Reproduce all records verbatim.
--------------------------------
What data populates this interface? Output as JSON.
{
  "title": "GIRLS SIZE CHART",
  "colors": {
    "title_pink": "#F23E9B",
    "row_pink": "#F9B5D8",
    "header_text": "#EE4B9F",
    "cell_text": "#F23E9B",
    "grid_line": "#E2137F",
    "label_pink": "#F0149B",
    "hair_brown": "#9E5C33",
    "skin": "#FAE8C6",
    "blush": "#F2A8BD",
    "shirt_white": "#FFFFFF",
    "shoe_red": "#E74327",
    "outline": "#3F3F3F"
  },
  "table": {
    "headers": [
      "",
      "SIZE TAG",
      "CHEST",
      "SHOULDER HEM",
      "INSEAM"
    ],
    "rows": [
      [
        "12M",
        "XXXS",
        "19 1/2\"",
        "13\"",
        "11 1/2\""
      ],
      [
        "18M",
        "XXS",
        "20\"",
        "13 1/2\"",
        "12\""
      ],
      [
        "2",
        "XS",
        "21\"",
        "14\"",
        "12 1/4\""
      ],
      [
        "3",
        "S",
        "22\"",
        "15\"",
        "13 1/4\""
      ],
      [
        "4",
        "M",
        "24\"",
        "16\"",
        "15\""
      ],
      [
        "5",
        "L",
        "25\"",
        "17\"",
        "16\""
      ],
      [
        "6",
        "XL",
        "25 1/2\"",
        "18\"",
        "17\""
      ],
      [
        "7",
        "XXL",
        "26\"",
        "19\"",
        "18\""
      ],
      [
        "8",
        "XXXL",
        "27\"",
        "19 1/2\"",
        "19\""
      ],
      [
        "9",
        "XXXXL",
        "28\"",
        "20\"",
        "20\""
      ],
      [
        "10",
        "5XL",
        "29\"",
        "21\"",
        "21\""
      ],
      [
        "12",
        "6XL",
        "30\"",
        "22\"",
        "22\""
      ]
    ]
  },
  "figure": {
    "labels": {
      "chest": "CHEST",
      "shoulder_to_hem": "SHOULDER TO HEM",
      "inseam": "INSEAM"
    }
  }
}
--------------------------------
■ **ANSWER TO THE PROBLEM**
What data populates this interface? Output as JSON.
{
  "title": "GIRLS SIZE CHART",
  "colors": {
    "title_pink": "#F23E9B",
    "row_pink": "#F9B5D8",
    "header_text": "#EE4B9F",
    "cell_text": "#F23E9B",
    "grid_line": "#E2137F",
    "label_pink": "#F0149B",
    "hair_brown": "#9E5C33",
    "skin": "#FAE8C6",
    "blush": "#F2A8BD",
    "shirt_white": "#FFFFFF",
    "shoe_red": "#E74327",
    "outline": "#3F3F3F"
  },
  "table": {
    "headers": [
      "",
      "SIZE TAG",
      "CHEST",
      "SHOULDER HEM",
      "INSEAM"
    ],
    "rows": [
      [
        "12M",
        "XXXS",
        "19 1/2\"",
        "13\"",
        "11 1/2\""
      ],
      [
        "18M",
        "XXS",
        "20\"",
        "13 1/2\"",
        "12\""
      ],
      [
        "2",
        "XS",
        "21\"",
        "14\"",
        "12 1/4\""
      ],
      [
        "3",
        "S",
        "22\"",
        "15\"",
        "13 1/4\""
      ],
      [
        "4",
        "M",
        "24\"",
        "16\"",
        "15\""
      ],
      [
        "5",
        "L",
        "25\"",
        "17\"",
        "16\""
      ],
      [
        "6",
        "XL",
        "25 1/2\"",
        "18\"",
        "17\""
      ],
      [
        "7",
        "XXL",
        "26\"",
        "19\"",
        "18\""
      ],
      [
        "8",
        "XXXL",
        "27\"",
        "19 1/2\"",
        "19\""
      ],
      [
        "9",
        "XXXXL",
        "28\"",
        "20\"",
        "20\""
      ],
      [
        "10",
        "5XL",
        "29\"",
        "21\"",
        "21\""
      ],
      [
        "12",
        "6XL",
        "30\"",
        "22\"",
        "22\""
      ]
    ]
  },
  "figure": {
    "labels": {
      "chest": "CHEST",
      "shoulder_to_hem": "SHOULDER TO HEM",
      "inseam": "INSEAM"
    }
  }
}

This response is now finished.